Saved entries
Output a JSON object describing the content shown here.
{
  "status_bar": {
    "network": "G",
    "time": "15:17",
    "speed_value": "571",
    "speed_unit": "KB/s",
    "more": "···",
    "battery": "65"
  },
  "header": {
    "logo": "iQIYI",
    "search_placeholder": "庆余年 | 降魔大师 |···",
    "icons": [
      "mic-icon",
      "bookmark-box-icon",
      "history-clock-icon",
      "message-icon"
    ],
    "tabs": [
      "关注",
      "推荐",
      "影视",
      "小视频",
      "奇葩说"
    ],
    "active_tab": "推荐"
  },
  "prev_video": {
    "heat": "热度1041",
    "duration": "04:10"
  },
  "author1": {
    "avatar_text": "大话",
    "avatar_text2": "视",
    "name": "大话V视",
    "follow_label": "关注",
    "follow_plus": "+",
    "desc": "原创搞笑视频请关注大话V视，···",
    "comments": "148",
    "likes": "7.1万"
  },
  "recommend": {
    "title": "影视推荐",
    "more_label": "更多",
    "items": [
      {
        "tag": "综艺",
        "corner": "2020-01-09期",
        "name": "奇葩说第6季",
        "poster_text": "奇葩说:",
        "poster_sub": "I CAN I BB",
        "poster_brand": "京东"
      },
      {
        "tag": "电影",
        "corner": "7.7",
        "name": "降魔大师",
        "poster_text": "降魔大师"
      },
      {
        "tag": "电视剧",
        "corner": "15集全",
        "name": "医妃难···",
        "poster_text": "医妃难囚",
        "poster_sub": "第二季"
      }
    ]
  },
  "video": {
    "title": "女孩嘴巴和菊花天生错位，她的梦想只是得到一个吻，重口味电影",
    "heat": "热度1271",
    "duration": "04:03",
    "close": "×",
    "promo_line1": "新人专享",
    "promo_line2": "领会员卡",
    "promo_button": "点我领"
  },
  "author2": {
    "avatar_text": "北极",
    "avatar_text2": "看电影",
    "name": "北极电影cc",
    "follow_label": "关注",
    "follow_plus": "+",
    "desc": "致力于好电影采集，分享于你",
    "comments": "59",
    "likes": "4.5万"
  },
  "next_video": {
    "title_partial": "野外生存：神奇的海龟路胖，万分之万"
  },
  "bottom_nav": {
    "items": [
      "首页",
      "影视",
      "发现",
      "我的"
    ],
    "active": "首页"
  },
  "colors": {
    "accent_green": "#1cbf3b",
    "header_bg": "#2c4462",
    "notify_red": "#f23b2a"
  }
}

■ Task instructions
Go through the entries above and copy every line containing "corner".

■ Task response
        "corner": "2020-01-09期",
        "corner": "7.7",
        "corner": "15集全",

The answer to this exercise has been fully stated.